--- start Selection ---

So ITM is your electrolyzer partner. And I got to tell you, over the last 2 days, we've had a lot of various electrolyzer companies representing, some are new entrants, representing the whole spectrum from various versions of alkaline to PEM to solid oxide, and I'd like to hear your view, where would -- how would you characterize the range of technologies out there from, one, have you picked the horse that you want to race with? Could you consider others as you move down the line? And why PEM versus the others?

David Burns

executive
#15

I guess, I mean, looking at that from a high level, alkaline is the old technology. I guess, it's been around since '20s. So it certainly got a history and a track record. To some extent, we feel that it may have won its cause in terms of its ability to get squeezed further cost advantage or efficiencies out of it. But it's available technology, and it's been around for a long time. When you are looking at our -- with electrolyzer technology, we wanted to invest and partner with. We look to -- it's quite a lot of due diligence and pretty soon, ITM and PEM came to the top. When you're looking at PEM, our view of PEM is you are looking at few years and that's going to be the technology, really, this is going to lead the charge. It's a lot synergies with fuel cell technology. It's very nice for following renewable power. The variability of renewable power, PEM follows up very nicely. It's -- we feel easier and simpler and be safer to operate and maintain, and it has a smaller footprint. So we see a lot of benefits from PEM. It was early in its development cycle. We see opportunities for driving cost out as well. So PEM, I think, going forward, is going to be at parity and maybe improve over alkaline going forward in a lot of projects. This is certainly well suited to the small mobility projects and the power to gas, refining, those kind of projects. When you look at solid oxide, that's an interesting technology, running at high temperature, you get very good efficiency. You're putting some problems with it as well. But if you can take advantage of the high temperature, do some heat integration, find applications where heat integration is important, you can really get good efficiencies. So -- but I guess also we see it as kind of still at the development stage to -- in many respects, so obviously keep an eye on that, but that's the technology of the future, perhaps as well in certain applications, and you certainly get very good efficiencies out of it as well. So yes, that's kind of a summary of the 3 technologies, the alkaline and PEM, and as soon as we see it, we see it.

Steve Byrne

analyst
#16

Okay. And so there's a range of efficiencies in those. And as you mentioned, the PEM has that ability to be dynamic in response to the changes in current. But do you have a view that Linde also has an advantage with respect to your ability to contract for renewable power at a competitive rate? Is that -- and do you agree with that? Do you think that's a sustainable advantage? Or do you think that renewable power pricing is going to become attractive to all of the green hydrogen producers that are in development?

David Burns

executive
#17

I mean, obviously, you kind of pointed there, which is over half the -- more than -- the majority of the cost for green hydrogen is related to the power. So we can do what we can on the equipment side, but ultimately, the cost of renewable energy is critical. You have to remember also, Linde is a very large purchase of power as well for its base business, its ASU business. So we're already very well familiar with the industry, we have some leverage there as well. But the key is to get good pricing on renewables. And I think that's maybe something a lot of people are struggling with in how do you get good pricing on renewables in the Central Germany or something like that. It may be easier in the Middle East, where there are specific projects being built specifically for renewable green energy, for green hydrogen, you can get good pricing there. But it's a bit more difficult when you have to use the grid in any way, and you can't get behind the meter. So I think it's a problem we're all facing is, how do you get good pricing and renewables, where the demand is developing most rapidly, which is Europe today.

--- end Selection ---
--- start Material shown ---

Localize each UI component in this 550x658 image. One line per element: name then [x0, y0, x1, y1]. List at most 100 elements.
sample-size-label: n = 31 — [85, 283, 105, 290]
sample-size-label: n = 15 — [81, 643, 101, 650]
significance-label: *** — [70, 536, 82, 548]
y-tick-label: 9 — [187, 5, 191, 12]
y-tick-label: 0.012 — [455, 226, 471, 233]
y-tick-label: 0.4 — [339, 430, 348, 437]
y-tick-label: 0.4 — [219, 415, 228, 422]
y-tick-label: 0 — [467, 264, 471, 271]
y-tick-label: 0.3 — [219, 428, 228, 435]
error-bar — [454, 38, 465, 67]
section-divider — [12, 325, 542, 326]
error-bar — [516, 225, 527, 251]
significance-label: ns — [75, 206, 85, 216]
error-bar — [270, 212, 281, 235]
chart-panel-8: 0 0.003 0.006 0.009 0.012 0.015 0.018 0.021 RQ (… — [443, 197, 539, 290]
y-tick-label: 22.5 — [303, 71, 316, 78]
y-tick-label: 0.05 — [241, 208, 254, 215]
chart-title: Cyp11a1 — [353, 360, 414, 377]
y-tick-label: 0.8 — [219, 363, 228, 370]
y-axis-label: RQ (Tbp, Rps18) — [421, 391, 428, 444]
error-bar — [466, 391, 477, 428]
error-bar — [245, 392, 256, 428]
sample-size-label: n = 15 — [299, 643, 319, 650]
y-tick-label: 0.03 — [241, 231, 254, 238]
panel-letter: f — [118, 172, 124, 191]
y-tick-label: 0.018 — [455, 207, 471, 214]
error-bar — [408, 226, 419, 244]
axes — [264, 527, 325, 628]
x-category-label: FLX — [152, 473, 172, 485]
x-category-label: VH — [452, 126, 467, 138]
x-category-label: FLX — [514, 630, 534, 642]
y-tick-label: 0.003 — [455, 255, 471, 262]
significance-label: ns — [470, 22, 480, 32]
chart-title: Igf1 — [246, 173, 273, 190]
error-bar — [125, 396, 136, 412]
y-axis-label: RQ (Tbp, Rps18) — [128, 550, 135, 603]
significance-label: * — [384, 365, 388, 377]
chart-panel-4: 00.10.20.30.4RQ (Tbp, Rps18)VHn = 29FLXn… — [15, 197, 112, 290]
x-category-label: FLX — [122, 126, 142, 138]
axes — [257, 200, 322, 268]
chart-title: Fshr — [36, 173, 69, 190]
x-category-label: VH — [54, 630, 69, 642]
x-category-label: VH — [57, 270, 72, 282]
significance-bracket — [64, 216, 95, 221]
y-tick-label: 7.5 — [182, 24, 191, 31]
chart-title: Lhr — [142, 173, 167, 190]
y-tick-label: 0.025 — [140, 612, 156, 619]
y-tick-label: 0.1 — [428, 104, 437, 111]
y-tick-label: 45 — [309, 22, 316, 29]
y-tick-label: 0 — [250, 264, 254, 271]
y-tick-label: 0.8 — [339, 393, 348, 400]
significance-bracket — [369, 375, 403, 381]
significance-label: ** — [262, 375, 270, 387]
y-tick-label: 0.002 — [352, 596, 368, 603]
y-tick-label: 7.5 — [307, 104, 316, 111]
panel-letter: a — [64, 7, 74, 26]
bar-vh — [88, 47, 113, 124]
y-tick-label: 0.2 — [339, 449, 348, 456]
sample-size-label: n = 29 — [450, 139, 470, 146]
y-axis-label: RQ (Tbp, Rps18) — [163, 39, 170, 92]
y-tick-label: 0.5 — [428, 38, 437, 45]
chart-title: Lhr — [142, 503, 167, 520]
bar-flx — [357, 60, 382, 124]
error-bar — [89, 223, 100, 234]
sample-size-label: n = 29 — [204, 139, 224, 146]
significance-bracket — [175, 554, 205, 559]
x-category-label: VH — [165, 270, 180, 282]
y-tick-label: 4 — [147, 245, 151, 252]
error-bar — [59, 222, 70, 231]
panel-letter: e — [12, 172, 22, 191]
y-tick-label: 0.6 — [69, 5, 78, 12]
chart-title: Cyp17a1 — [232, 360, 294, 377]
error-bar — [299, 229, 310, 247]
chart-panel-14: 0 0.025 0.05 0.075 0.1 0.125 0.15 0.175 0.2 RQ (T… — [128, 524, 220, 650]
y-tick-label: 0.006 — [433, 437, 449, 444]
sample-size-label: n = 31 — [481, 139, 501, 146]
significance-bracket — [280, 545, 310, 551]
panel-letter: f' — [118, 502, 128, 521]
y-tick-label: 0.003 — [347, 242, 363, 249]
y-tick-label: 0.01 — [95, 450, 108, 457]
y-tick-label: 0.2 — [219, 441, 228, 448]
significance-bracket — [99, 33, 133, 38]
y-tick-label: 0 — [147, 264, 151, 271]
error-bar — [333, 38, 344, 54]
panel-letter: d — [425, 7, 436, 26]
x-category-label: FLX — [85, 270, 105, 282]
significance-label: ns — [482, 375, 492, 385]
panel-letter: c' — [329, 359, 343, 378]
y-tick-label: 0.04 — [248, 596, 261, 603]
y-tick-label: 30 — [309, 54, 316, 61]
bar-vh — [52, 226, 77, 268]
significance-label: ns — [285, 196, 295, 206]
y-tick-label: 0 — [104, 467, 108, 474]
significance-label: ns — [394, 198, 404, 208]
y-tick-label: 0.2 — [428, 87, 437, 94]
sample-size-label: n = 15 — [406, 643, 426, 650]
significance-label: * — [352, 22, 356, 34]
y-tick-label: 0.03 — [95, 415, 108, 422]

--- end Material shown ---

§ **Task requirements**
Could you copy everything in the electrolyzer transcript from "So ITM is your" down to "versus the others?"?

§ **Worked answer**
So ITM is your electrolyzer partner. And I got to tell you, over the last 2 days, we've had a lot of various electrolyzer companies representing, some are new entrants, representing the whole spectrum from various versions of alkaline to PEM to solid oxide, and I'd like to hear your view, where would -- how would you characterize the range of technologies out there from, one, have you picked the horse that you want to race with? Could you consider others as you move down the line? And why PEM versus the others?